Source records
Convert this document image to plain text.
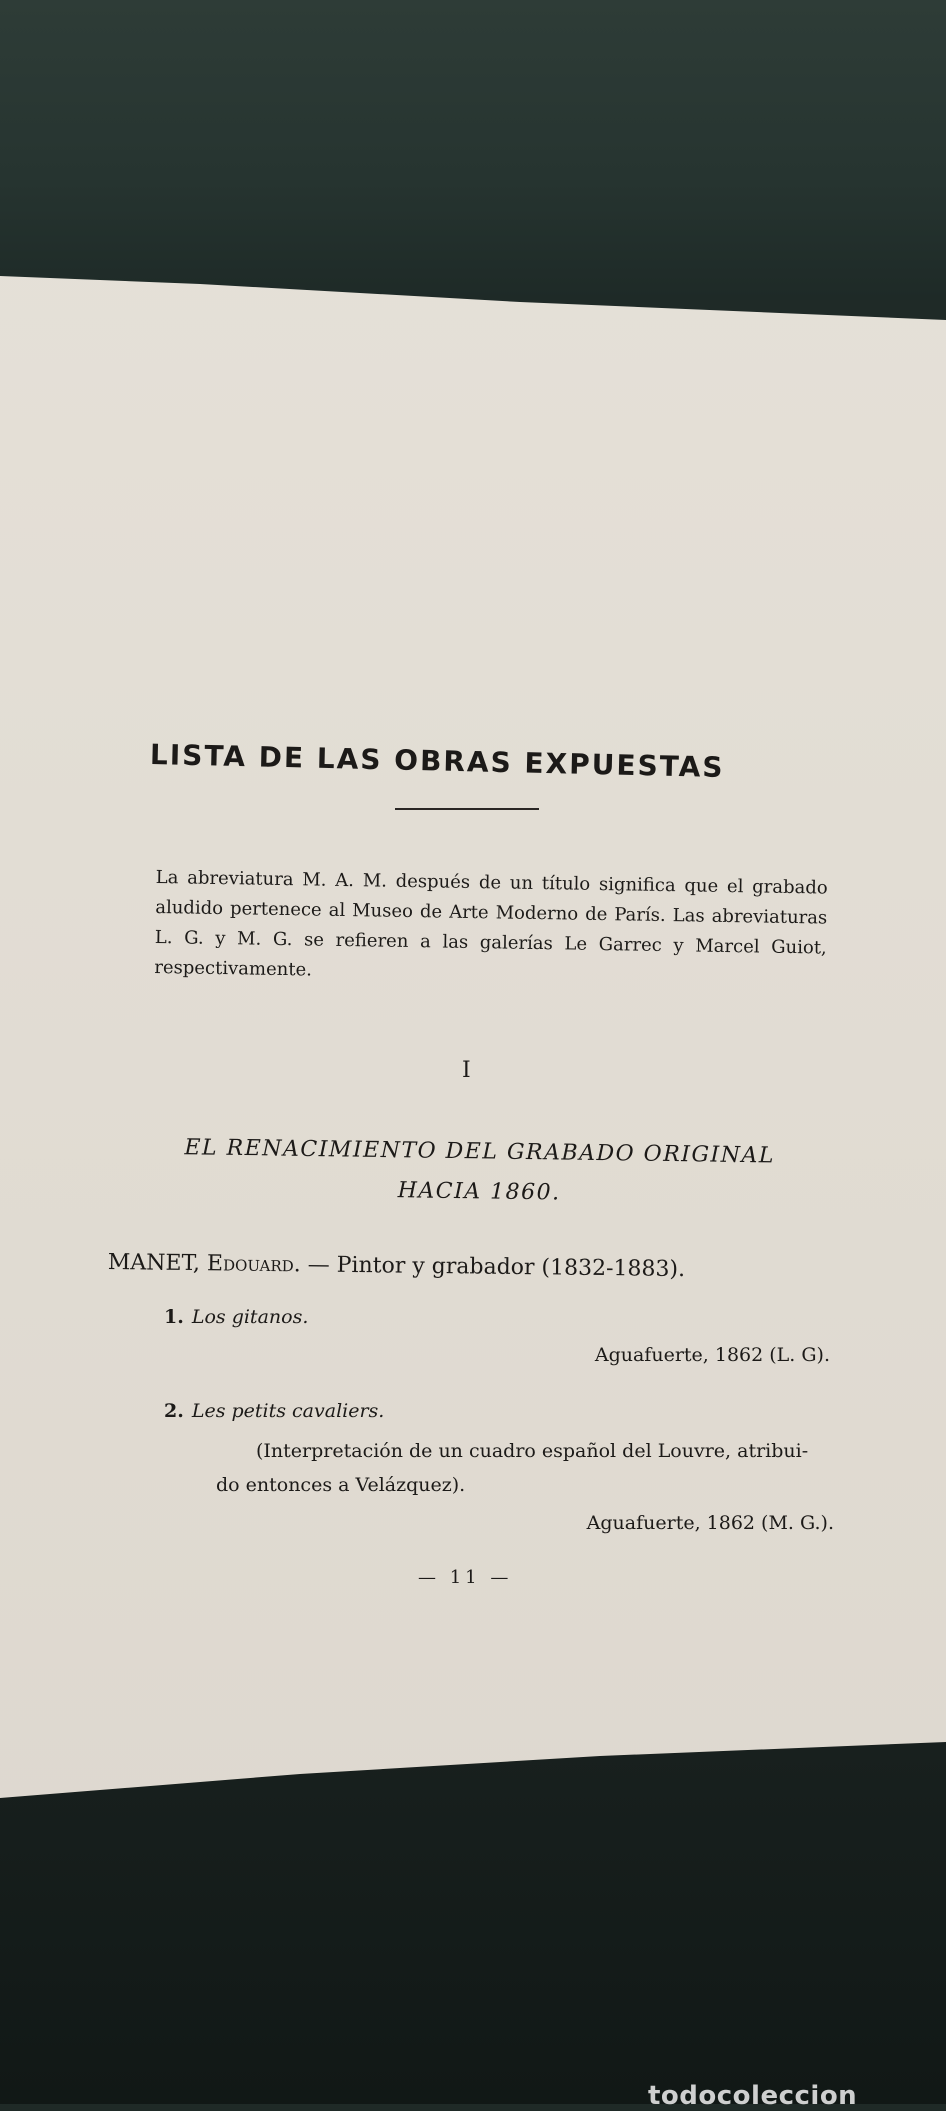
LISTA DE LAS OBRAS EXPUESTAS
La abreviatura M. A. M. después de un título significa que el grabado aludido pertenece al Museo de Arte Moderno de París. Las abreviaturas L. G. y M. G. se refieren a las galerías Le Garrec y Marcel Guiot, respectivamente.
I
EL RENACIMIENTO DEL GRABADO ORIGINAL
HACIA 1860.
MANET, Edouard. — Pintor y grabador (1832-1883).
1. Los gitanos.
Aguafuerte, 1862 (L. G).
2. Les petits cavaliers.
(Interpretación de un cuadro español del Louvre, atribui-
do entonces a Velázquez).
Aguafuerte, 1862 (M. G.).
— 11 —
todocoleccion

• WHAT IS REQUIRED:
Every line of the material is to be quoted exactly, with no pictures carried over.

• FULL OUTPUT:
Convert this document image to plain text.
LISTA DE LAS OBRAS EXPUESTAS
La abreviatura M. A. M. después de un título significa que el grabado aludido pertenece al Museo de Arte Moderno de París. Las abreviaturas L. G. y M. G. se refieren a las galerías Le Garrec y Marcel Guiot, respectivamente.
I
EL RENACIMIENTO DEL GRABADO ORIGINAL
HACIA 1860.
MANET, Edouard. — Pintor y grabador (1832-1883).
1. Los gitanos.
Aguafuerte, 1862 (L. G).
2. Les petits cavaliers.
(Interpretación de un cuadro español del Louvre, atribui-
do entonces a Velázquez).
Aguafuerte, 1862 (M. G.).
— 11 —
todocoleccion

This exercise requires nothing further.